**Task details:** Every line that contains the word "this" should be copied out.

▼

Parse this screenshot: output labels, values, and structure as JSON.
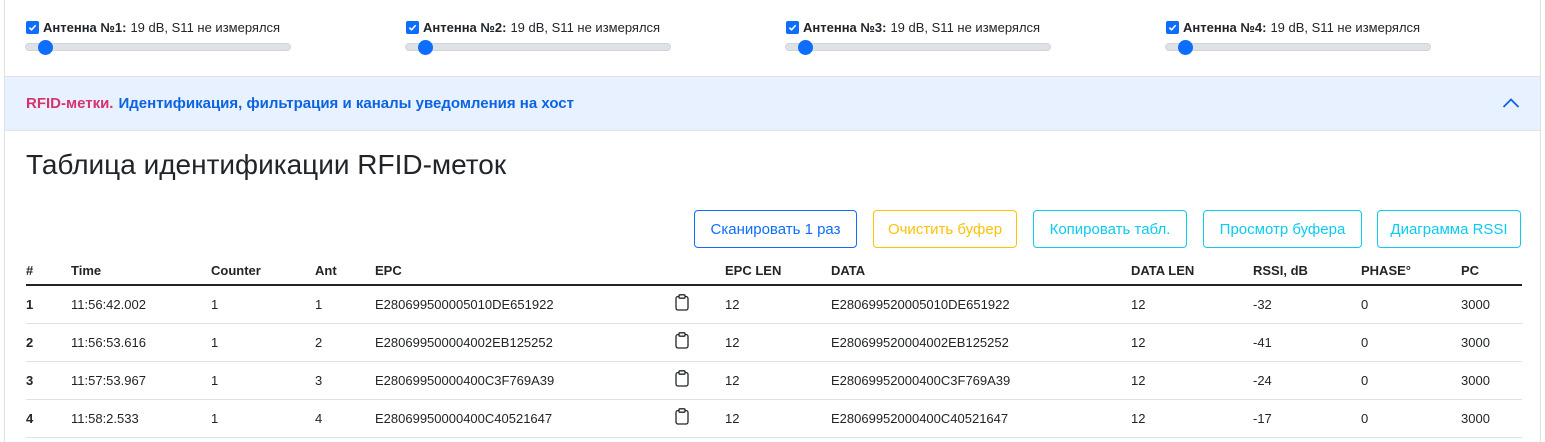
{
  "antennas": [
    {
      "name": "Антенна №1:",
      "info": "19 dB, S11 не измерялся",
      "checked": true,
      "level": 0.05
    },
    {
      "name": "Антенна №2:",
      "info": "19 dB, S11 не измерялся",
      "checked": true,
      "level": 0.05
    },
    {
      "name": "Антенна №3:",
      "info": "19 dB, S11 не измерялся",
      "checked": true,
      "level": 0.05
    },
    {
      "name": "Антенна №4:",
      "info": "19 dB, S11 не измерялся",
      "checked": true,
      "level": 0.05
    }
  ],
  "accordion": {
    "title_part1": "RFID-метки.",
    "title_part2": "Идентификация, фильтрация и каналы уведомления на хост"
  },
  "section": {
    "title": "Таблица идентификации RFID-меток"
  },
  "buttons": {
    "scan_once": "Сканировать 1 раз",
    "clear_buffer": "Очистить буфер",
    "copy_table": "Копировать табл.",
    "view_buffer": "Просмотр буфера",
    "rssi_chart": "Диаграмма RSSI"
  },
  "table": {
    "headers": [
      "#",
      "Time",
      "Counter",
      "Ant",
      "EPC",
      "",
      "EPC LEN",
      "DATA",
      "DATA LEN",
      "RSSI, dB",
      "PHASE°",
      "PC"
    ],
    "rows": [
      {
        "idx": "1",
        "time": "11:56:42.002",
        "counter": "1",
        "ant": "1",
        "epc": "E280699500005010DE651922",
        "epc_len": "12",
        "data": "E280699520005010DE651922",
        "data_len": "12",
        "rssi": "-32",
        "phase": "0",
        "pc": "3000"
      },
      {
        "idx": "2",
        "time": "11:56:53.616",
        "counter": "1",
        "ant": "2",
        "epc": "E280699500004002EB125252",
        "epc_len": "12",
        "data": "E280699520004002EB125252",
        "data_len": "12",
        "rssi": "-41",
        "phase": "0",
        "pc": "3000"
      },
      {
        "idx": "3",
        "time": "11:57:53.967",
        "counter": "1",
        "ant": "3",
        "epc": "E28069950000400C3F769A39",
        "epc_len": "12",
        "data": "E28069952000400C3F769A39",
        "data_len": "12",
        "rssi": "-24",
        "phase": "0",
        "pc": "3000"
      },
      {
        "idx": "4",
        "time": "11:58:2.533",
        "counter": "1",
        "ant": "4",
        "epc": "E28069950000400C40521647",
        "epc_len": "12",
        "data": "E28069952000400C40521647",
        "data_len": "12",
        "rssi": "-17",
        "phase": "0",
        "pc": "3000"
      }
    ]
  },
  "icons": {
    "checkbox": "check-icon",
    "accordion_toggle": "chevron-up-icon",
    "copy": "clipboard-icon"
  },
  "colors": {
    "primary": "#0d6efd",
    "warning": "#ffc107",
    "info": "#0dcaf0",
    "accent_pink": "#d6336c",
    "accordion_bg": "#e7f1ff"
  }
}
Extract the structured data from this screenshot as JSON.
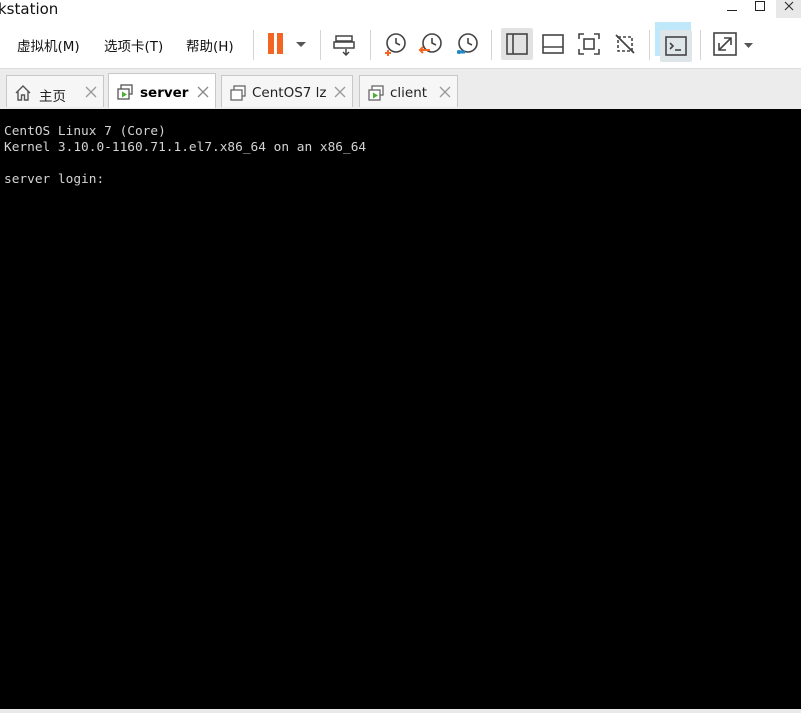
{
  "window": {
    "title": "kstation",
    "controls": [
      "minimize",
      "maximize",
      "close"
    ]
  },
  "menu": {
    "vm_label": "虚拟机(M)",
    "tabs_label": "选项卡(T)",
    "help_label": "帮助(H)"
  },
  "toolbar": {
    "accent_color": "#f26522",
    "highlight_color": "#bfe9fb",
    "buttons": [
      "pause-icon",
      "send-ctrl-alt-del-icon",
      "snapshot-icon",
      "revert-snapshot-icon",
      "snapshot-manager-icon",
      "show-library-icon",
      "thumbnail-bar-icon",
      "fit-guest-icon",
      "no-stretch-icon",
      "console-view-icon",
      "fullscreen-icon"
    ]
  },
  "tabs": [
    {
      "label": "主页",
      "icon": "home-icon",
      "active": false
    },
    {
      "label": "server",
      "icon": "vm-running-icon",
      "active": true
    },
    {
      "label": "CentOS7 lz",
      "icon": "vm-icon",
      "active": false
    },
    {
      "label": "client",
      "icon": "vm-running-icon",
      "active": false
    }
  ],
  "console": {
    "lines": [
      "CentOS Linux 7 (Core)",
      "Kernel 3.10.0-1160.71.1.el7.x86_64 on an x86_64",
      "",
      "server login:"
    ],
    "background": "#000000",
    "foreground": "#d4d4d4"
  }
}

▲
▼

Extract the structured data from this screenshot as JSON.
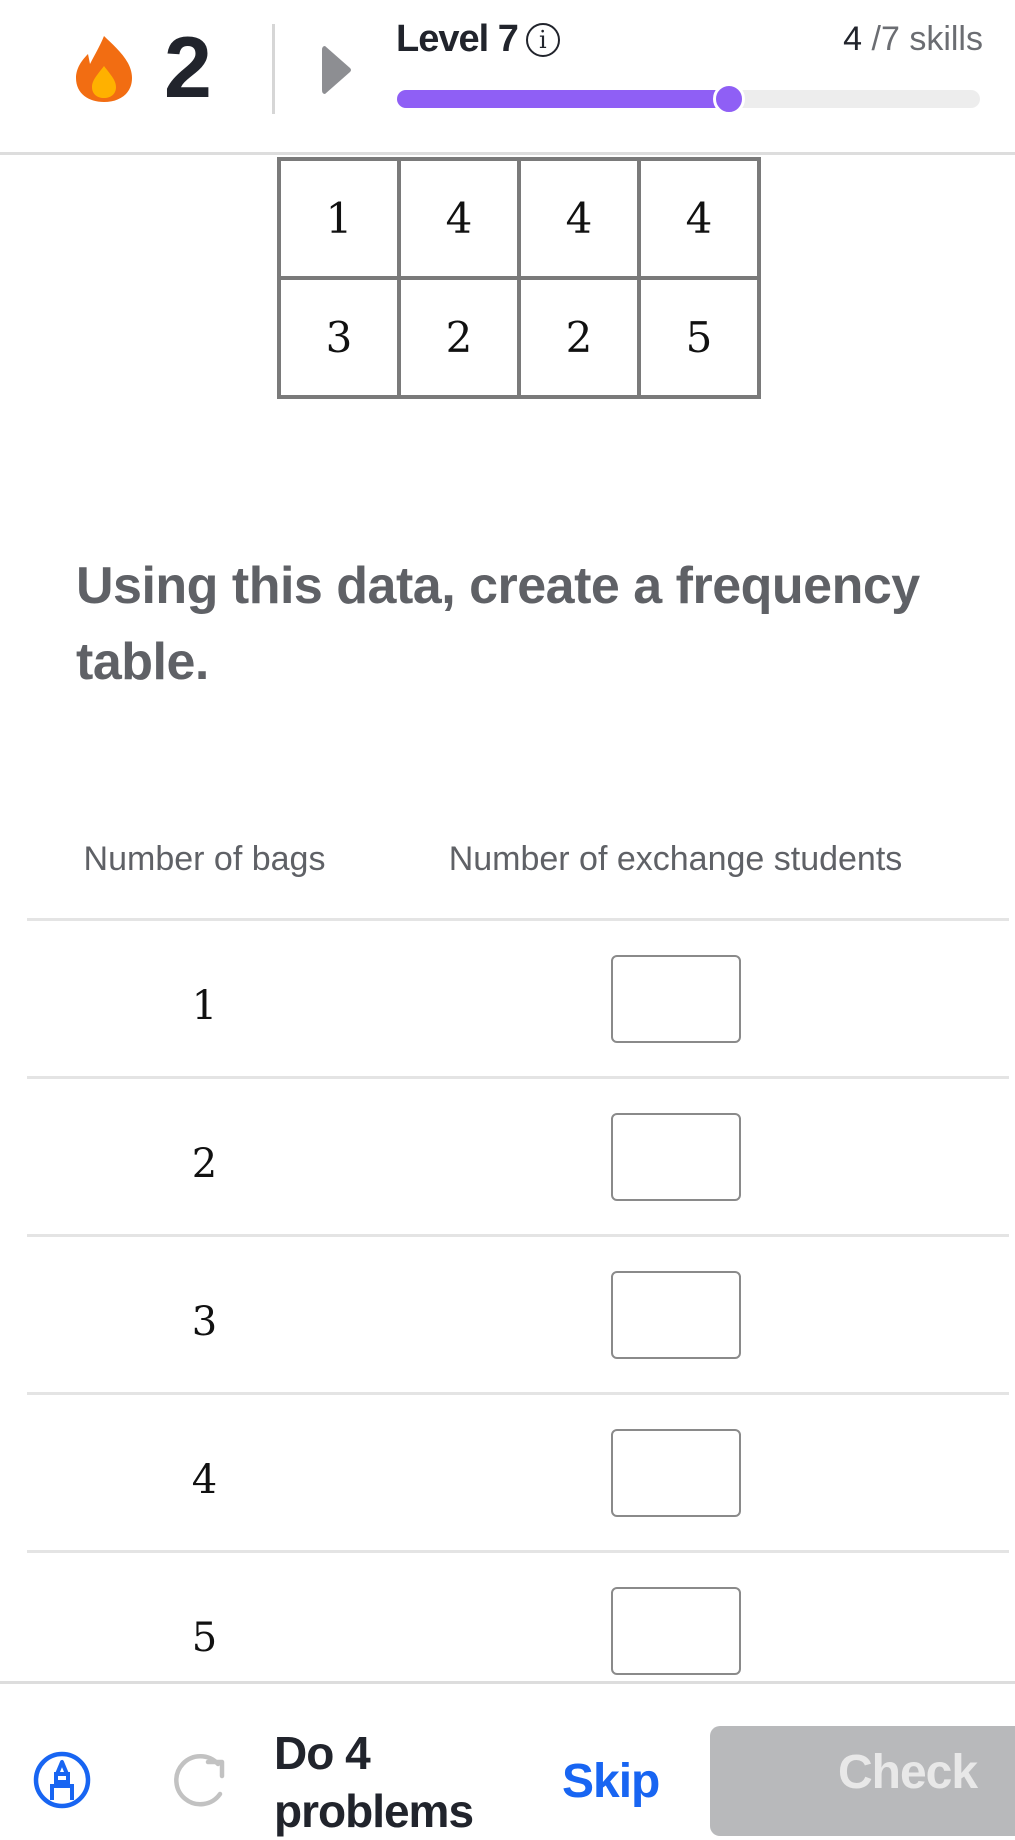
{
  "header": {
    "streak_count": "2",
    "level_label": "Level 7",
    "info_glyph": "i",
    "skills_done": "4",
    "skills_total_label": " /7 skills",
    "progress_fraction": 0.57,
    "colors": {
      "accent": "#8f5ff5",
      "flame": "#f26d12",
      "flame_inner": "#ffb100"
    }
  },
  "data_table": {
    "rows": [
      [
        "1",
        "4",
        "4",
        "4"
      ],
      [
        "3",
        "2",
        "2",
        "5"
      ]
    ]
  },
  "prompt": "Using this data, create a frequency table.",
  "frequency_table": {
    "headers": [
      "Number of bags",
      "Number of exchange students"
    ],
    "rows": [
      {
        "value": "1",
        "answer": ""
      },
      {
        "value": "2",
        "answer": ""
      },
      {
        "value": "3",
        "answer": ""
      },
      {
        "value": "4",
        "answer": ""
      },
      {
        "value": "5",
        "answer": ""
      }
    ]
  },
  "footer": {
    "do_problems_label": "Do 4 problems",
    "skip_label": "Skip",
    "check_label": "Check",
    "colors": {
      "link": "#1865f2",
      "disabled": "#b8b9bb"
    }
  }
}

▲

**Task result:**
Parse this screenshot: output labels, values, and structure as JSON.
Extract the structured data from this screenshot as JSON.
Extract the structured data from this screenshot as JSON.
  "prompt": "Using this data, create a frequency table.",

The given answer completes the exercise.